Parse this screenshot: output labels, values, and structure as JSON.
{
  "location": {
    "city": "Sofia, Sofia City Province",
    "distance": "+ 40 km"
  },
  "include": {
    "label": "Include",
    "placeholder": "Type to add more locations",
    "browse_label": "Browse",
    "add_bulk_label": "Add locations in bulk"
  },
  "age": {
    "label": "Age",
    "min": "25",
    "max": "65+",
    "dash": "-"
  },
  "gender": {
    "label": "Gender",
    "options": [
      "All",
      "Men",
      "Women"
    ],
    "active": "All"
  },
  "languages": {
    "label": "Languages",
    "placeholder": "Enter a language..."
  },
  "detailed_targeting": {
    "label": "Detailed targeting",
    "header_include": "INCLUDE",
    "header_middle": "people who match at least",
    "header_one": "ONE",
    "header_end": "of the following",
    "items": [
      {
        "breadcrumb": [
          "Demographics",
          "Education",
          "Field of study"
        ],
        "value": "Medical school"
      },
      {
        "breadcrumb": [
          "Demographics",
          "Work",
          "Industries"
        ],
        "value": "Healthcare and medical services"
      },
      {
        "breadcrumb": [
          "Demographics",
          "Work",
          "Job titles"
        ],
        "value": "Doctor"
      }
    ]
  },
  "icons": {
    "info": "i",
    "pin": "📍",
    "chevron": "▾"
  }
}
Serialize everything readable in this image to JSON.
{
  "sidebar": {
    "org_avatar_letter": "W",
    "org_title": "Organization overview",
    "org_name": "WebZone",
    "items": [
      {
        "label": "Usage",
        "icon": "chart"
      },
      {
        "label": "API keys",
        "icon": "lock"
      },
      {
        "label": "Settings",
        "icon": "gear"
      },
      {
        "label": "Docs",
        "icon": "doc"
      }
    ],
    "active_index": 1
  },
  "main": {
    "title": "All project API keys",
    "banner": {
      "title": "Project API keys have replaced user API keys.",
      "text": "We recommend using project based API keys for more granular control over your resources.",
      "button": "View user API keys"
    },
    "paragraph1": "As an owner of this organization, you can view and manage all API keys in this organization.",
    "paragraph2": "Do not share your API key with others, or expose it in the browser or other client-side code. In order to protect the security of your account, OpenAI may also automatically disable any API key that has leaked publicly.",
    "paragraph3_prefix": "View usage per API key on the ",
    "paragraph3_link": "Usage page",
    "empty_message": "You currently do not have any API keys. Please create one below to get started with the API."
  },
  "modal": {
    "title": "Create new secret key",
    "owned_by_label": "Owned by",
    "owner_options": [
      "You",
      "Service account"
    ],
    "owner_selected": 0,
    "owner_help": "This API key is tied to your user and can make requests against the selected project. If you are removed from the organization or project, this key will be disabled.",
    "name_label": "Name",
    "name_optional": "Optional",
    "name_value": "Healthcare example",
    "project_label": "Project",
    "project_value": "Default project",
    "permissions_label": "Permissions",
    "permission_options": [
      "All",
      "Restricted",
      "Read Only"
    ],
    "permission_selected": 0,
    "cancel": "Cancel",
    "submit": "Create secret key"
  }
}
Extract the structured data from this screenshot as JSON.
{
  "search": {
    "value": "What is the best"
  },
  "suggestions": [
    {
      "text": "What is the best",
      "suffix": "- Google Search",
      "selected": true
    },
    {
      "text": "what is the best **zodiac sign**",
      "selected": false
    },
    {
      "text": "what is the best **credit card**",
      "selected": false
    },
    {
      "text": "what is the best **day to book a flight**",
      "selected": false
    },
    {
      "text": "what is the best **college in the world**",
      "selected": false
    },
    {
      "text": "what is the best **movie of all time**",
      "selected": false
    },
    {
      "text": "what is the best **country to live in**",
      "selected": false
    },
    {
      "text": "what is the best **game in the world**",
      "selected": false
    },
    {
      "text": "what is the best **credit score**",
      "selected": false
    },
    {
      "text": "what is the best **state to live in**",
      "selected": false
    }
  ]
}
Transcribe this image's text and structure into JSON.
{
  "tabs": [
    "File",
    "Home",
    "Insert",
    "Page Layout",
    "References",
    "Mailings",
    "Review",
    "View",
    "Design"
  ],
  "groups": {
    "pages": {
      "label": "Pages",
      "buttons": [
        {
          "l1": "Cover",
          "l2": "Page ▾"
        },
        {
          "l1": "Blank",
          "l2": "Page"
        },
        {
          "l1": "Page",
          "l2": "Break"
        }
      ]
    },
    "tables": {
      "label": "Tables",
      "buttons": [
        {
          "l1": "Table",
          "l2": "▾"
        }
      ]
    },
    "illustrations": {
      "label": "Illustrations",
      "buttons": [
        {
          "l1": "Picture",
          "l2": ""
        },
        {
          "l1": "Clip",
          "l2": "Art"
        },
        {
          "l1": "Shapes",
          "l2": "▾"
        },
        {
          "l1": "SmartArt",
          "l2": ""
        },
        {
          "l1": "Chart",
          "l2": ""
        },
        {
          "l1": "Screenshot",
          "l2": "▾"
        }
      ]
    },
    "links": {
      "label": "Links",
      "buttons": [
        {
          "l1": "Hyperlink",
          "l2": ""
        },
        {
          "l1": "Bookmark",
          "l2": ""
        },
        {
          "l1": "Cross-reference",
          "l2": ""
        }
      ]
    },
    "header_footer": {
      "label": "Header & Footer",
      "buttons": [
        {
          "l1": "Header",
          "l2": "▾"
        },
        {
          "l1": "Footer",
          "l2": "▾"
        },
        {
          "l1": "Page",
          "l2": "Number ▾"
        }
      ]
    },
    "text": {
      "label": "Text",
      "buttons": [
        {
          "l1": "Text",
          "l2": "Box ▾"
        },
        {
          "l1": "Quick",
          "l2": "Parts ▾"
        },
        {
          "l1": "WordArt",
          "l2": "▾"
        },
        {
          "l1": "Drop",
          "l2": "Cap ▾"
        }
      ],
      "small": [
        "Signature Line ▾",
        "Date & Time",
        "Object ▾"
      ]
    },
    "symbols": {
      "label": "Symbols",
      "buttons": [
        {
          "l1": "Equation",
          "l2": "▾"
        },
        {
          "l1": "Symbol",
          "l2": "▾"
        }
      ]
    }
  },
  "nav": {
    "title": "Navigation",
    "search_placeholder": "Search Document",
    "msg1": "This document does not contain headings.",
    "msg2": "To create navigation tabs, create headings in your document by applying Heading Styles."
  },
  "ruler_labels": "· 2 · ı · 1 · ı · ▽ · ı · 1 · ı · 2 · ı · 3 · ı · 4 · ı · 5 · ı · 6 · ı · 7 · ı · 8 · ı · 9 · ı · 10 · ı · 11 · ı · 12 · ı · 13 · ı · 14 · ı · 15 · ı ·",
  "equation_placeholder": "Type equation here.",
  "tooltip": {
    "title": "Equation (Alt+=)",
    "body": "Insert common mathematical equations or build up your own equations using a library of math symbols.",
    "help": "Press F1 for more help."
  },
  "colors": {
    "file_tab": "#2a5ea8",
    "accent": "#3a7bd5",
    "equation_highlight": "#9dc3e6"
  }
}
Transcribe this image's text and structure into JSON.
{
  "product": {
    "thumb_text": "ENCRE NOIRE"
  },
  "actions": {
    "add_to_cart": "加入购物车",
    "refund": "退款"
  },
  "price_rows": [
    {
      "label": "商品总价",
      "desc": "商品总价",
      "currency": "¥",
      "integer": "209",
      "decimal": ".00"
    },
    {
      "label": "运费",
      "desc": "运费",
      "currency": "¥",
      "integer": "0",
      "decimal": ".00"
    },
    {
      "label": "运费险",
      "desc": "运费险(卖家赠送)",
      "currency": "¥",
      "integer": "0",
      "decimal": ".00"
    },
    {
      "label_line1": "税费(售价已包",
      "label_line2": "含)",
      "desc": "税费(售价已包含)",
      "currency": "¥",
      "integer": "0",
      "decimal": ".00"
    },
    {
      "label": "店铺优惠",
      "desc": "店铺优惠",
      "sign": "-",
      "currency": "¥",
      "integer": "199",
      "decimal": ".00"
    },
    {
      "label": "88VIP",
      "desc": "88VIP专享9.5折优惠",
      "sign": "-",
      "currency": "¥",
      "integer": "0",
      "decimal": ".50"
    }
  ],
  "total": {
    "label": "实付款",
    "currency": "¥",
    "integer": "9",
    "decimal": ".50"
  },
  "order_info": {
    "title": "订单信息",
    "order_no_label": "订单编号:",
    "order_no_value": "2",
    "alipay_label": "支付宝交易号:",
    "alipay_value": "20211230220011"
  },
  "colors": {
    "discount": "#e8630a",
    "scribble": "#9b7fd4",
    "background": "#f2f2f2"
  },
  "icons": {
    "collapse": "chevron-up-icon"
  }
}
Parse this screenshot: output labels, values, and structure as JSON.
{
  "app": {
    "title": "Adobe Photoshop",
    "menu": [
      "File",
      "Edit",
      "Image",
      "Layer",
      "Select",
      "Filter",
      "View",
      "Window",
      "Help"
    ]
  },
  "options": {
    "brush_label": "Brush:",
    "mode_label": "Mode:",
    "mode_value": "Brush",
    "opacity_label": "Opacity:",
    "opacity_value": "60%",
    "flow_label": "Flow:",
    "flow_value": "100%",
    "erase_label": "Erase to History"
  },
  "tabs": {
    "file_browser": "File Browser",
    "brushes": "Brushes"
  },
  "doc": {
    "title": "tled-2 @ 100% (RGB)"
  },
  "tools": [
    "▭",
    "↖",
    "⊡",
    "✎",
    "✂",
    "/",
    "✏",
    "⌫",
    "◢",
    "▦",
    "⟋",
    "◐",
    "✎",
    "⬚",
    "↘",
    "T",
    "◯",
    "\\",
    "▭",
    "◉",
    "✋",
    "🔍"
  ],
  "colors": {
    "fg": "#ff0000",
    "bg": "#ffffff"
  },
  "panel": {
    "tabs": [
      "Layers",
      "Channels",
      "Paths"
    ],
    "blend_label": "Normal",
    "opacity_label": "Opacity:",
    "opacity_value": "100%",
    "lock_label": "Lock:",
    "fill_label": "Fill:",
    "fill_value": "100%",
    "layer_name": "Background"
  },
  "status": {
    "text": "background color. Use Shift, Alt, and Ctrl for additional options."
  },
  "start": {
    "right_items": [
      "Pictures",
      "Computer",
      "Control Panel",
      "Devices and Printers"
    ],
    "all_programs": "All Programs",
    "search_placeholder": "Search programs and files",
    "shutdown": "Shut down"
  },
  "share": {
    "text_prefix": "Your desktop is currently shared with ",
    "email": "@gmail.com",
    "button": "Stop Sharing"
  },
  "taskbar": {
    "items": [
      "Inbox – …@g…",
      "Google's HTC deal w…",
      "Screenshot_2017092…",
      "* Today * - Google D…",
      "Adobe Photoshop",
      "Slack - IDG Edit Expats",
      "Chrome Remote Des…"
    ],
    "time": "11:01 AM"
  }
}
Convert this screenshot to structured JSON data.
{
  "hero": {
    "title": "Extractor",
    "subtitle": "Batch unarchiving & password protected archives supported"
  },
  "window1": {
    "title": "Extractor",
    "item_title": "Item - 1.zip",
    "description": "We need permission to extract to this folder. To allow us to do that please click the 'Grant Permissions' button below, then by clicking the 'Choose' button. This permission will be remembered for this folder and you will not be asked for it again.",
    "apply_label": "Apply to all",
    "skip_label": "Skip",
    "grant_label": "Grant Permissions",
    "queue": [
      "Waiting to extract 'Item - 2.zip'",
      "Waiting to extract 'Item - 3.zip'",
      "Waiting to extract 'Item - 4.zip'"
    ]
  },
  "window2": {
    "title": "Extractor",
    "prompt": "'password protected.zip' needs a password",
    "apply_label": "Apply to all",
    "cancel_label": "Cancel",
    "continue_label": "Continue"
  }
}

• _Job_:
Gather up the lines that contain the word "with".

• _Exercise output_:
    "paragraph2": "Do not share your API key with others, or expose it in the browser or other client-side code. In order to protect the security of your account, OpenAI may also automatically disable any API key that has leaked publicly.",
    "empty_message": "You currently do not have any API keys. Please create one below to get started with the API."
    "text_prefix": "Your desktop is currently shared with ",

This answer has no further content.